> Given task
Reproduce every line of the listing as written, apart from the pictures.

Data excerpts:
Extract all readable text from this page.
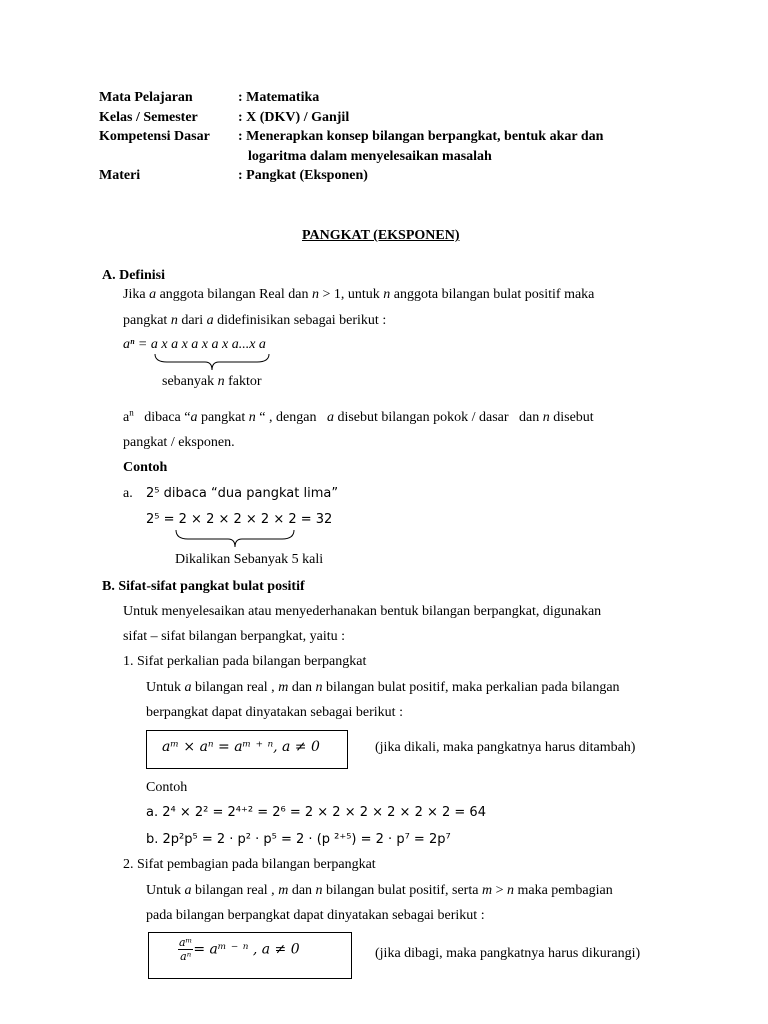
Mata Pelajaran	: Matematika
Kelas / Semester	: X (DKV) / Ganjil
Kompetensi Dasar	: Menerapkan konsep bilangan berpangkat, bentuk akar dan
	logaritma dalam menyelesaikan masalah
Materi	: Pangkat (Eksponen)
PANGKAT (EKSPONEN)
A. Definisi
Jika a anggota bilangan Real dan n > 1, untuk n anggota bilangan bulat positif maka
pangkat n dari a didefinisikan sebagai berikut :
aⁿ = a x a x a x a x a...x a
sebanyak n faktor
$a^n$   dibaca “a pangkat n “ , dengan   a disebut bilangan pokok / dasar   dan n disebut
pangkat / eksponen.
Contoh
a. 2⁵ dibaca “dua pangkat lima”
2⁵ = 2 × 2 × 2 × 2 × 2 = 32
Dikalikan Sebanyak 5 kali
B. Sifat-sifat pangkat bulat positif
Untuk menyelesaikan atau menyederhanakan bentuk bilangan berpangkat, digunakan
sifat – sifat bilangan berpangkat, yaitu :
1. Sifat perkalian pada bilangan berpangkat
Untuk a bilangan real , m dan n bilangan bulat positif, maka perkalian pada bilangan
berpangkat dapat dinyatakan sebagai berikut :
aᵐ × aⁿ = aᵐ ⁺ ⁿ, a ≠ 0	(jika dikali, maka pangkatnya harus ditambah)
Contoh
a. 2⁴ × 2² = 2⁴⁺² = 2⁶ = 2 × 2 × 2 × 2 × 2 × 2 = 64
b. 2p²p⁵ = 2 · p² · p⁵ = 2 · (p ²⁺⁵) = 2 · p⁷ = 2p⁷
2. Sifat pembagian pada bilangan berpangkat
Untuk a bilangan real , m dan n bilangan bulat positif, serta m > n maka pembagian
pada bilangan berpangkat dapat dinyatakan sebagai berikut :
$\frac{\text{aᵐ}}{\text{aⁿ}}$ = aᵐ ⁻ ⁿ , a ≠ 0	(jika dibagi, maka pangkatnya harus dikurangi)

> Completed exercise
Extract all readable text from this page.
Mata Pelajaran	: Matematika
Kelas / Semester	: X (DKV) / Ganjil
Kompetensi Dasar	: Menerapkan konsep bilangan berpangkat, bentuk akar dan
	logaritma dalam menyelesaikan masalah
Materi	: Pangkat (Eksponen)
PANGKAT (EKSPONEN)
A. Definisi
Jika a anggota bilangan Real dan n > 1, untuk n anggota bilangan bulat positif maka
pangkat n dari a didefinisikan sebagai berikut :
aⁿ = a x a x a x a x a...x a
sebanyak n faktor
$a^n$   dibaca “a pangkat n “ , dengan   a disebut bilangan pokok / dasar   dan n disebut
pangkat / eksponen.
Contoh
a. 2⁵ dibaca “dua pangkat lima”
2⁵ = 2 × 2 × 2 × 2 × 2 = 32
Dikalikan Sebanyak 5 kali
B. Sifat-sifat pangkat bulat positif
Untuk menyelesaikan atau menyederhanakan bentuk bilangan berpangkat, digunakan
sifat – sifat bilangan berpangkat, yaitu :
1. Sifat perkalian pada bilangan berpangkat
Untuk a bilangan real , m dan n bilangan bulat positif, maka perkalian pada bilangan
berpangkat dapat dinyatakan sebagai berikut :
aᵐ × aⁿ = aᵐ ⁺ ⁿ, a ≠ 0	(jika dikali, maka pangkatnya harus ditambah)
Contoh
a. 2⁴ × 2² = 2⁴⁺² = 2⁶ = 2 × 2 × 2 × 2 × 2 × 2 = 64
b. 2p²p⁵ = 2 · p² · p⁵ = 2 · (p ²⁺⁵) = 2 · p⁷ = 2p⁷
2. Sifat pembagian pada bilangan berpangkat
Untuk a bilangan real , m dan n bilangan bulat positif, serta m > n maka pembagian
pada bilangan berpangkat dapat dinyatakan sebagai berikut :
$\frac{\text{aᵐ}}{\text{aⁿ}}$ = aᵐ ⁻ ⁿ , a ≠ 0	(jika dibagi, maka pangkatnya harus dikurangi)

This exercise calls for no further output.